# Records for the exercise
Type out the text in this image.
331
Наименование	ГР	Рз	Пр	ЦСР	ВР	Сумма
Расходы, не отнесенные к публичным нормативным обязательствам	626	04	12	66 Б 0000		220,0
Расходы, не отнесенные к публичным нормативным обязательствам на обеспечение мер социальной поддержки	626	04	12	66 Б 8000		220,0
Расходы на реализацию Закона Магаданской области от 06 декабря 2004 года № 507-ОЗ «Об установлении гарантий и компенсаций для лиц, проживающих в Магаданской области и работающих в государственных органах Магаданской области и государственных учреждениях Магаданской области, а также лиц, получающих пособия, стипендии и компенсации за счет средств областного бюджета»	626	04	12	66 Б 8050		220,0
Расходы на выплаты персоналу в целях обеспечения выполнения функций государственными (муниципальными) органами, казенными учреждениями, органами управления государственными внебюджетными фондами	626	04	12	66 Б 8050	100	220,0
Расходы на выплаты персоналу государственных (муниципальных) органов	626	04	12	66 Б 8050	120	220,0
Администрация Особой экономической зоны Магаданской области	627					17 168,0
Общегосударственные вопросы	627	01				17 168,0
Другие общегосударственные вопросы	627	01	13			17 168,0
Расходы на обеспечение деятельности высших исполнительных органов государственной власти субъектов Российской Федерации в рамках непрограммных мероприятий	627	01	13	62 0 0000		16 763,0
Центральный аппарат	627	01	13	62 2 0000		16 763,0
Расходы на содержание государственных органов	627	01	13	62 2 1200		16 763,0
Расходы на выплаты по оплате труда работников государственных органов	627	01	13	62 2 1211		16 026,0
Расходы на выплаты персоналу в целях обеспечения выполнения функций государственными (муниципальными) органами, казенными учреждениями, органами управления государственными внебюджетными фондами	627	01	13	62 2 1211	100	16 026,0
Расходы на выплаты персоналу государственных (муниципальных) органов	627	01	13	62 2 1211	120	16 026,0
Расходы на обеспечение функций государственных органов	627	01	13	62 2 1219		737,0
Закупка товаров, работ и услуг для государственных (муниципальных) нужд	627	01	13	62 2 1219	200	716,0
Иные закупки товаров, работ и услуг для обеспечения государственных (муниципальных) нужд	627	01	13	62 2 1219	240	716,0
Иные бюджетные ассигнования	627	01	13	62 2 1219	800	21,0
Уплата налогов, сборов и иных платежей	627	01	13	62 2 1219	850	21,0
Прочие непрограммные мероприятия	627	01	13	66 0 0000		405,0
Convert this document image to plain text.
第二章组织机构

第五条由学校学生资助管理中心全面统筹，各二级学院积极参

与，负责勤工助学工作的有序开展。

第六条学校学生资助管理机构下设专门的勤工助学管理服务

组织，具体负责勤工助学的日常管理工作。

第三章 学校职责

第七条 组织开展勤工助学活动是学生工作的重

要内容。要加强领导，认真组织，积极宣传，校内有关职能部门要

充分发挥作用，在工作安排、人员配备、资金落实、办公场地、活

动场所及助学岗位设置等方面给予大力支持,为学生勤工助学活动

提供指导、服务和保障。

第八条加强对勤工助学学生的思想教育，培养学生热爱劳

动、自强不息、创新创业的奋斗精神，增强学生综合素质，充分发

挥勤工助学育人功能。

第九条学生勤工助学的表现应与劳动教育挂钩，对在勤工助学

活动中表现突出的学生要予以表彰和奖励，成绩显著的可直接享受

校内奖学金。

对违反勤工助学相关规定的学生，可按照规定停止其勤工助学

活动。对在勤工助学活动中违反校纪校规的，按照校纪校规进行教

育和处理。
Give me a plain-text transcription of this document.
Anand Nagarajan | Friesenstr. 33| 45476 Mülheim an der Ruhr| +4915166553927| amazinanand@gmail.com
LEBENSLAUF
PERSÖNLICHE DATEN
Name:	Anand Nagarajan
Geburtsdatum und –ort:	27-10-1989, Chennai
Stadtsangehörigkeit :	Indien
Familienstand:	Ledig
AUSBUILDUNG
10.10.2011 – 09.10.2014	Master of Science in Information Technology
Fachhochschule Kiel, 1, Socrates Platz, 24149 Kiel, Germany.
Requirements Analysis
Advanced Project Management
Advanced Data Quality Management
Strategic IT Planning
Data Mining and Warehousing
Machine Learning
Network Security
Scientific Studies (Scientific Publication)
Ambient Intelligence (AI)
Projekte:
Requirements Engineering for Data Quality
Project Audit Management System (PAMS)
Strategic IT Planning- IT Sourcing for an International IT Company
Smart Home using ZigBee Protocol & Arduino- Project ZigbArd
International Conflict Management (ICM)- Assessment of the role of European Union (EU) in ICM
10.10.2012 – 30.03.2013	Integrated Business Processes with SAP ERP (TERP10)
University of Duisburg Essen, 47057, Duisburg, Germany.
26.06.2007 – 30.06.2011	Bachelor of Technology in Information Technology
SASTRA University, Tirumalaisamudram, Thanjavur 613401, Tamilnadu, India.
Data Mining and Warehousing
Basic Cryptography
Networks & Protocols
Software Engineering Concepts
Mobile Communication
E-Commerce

# What needs to be done
Return each entry from above without altering a single character.

# Response below
Type out the text in this image.
331
Наименование	ГР	Рз	Пр	ЦСР	ВР	Сумма
Расходы, не отнесенные к публичным нормативным обязательствам	626	04	12	66 Б 0000		220,0
Расходы, не отнесенные к публичным нормативным обязательствам на обеспечение мер социальной поддержки	626	04	12	66 Б 8000		220,0
Расходы на реализацию Закона Магаданской области от 06 декабря 2004 года № 507-ОЗ «Об установлении гарантий и компенсаций для лиц, проживающих в Магаданской области и работающих в государственных органах Магаданской области и государственных учреждениях Магаданской области, а также лиц, получающих пособия, стипендии и компенсации за счет средств областного бюджета»	626	04	12	66 Б 8050		220,0
Расходы на выплаты персоналу в целях обеспечения выполнения функций государственными (муниципальными) органами, казенными учреждениями, органами управления государственными внебюджетными фондами	626	04	12	66 Б 8050	100	220,0
Расходы на выплаты персоналу государственных (муниципальных) органов	626	04	12	66 Б 8050	120	220,0
Администрация Особой экономической зоны Магаданской области	627					17 168,0
Общегосударственные вопросы	627	01				17 168,0
Другие общегосударственные вопросы	627	01	13			17 168,0
Расходы на обеспечение деятельности высших исполнительных органов государственной власти субъектов Российской Федерации в рамках непрограммных мероприятий	627	01	13	62 0 0000		16 763,0
Центральный аппарат	627	01	13	62 2 0000		16 763,0
Расходы на содержание государственных органов	627	01	13	62 2 1200		16 763,0
Расходы на выплаты по оплате труда работников государственных органов	627	01	13	62 2 1211		16 026,0
Расходы на выплаты персоналу в целях обеспечения выполнения функций государственными (муниципальными) органами, казенными учреждениями, органами управления государственными внебюджетными фондами	627	01	13	62 2 1211	100	16 026,0
Расходы на выплаты персоналу государственных (муниципальных) органов	627	01	13	62 2 1211	120	16 026,0
Расходы на обеспечение функций государственных органов	627	01	13	62 2 1219		737,0
Закупка товаров, работ и услуг для государственных (муниципальных) нужд	627	01	13	62 2 1219	200	716,0
Иные закупки товаров, работ и услуг для обеспечения государственных (муниципальных) нужд	627	01	13	62 2 1219	240	716,0
Иные бюджетные ассигнования	627	01	13	62 2 1219	800	21,0
Уплата налогов, сборов и иных платежей	627	01	13	62 2 1219	850	21,0
Прочие непрограммные мероприятия	627	01	13	66 0 0000		405,0
Convert this document image to plain text.
第二章组织机构

第五条由学校学生资助管理中心全面统筹，各二级学院积极参

与，负责勤工助学工作的有序开展。

第六条学校学生资助管理机构下设专门的勤工助学管理服务

组织，具体负责勤工助学的日常管理工作。

第三章 学校职责

第七条 组织开展勤工助学活动是学生工作的重

要内容。要加强领导，认真组织，积极宣传，校内有关职能部门要

充分发挥作用，在工作安排、人员配备、资金落实、办公场地、活

动场所及助学岗位设置等方面给予大力支持,为学生勤工助学活动

提供指导、服务和保障。

第八条加强对勤工助学学生的思想教育，培养学生热爱劳

动、自强不息、创新创业的奋斗精神，增强学生综合素质，充分发

挥勤工助学育人功能。

第九条学生勤工助学的表现应与劳动教育挂钩，对在勤工助学

活动中表现突出的学生要予以表彰和奖励，成绩显著的可直接享受

校内奖学金。

对违反勤工助学相关规定的学生，可按照规定停止其勤工助学

活动。对在勤工助学活动中违反校纪校规的，按照校纪校规进行教

育和处理。
Give me a plain-text transcription of this document.
Anand Nagarajan | Friesenstr. 33| 45476 Mülheim an der Ruhr| +4915166553927| amazinanand@gmail.com
LEBENSLAUF
PERSÖNLICHE DATEN
Name:	Anand Nagarajan
Geburtsdatum und –ort:	27-10-1989, Chennai
Stadtsangehörigkeit :	Indien
Familienstand:	Ledig
AUSBUILDUNG
10.10.2011 – 09.10.2014	Master of Science in Information Technology
Fachhochschule Kiel, 1, Socrates Platz, 24149 Kiel, Germany.
Requirements Analysis
Advanced Project Management
Advanced Data Quality Management
Strategic IT Planning
Data Mining and Warehousing
Machine Learning
Network Security
Scientific Studies (Scientific Publication)
Ambient Intelligence (AI)
Projekte:
Requirements Engineering for Data Quality
Project Audit Management System (PAMS)
Strategic IT Planning- IT Sourcing for an International IT Company
Smart Home using ZigBee Protocol & Arduino- Project ZigbArd
International Conflict Management (ICM)- Assessment of the role of European Union (EU) in ICM
10.10.2012 – 30.03.2013	Integrated Business Processes with SAP ERP (TERP10)
University of Duisburg Essen, 47057, Duisburg, Germany.
26.06.2007 – 30.06.2011	Bachelor of Technology in Information Technology
SASTRA University, Tirumalaisamudram, Thanjavur 613401, Tamilnadu, India.
Data Mining and Warehousing
Basic Cryptography
Networks & Protocols
Software Engineering Concepts
Mobile Communication
E-Commerce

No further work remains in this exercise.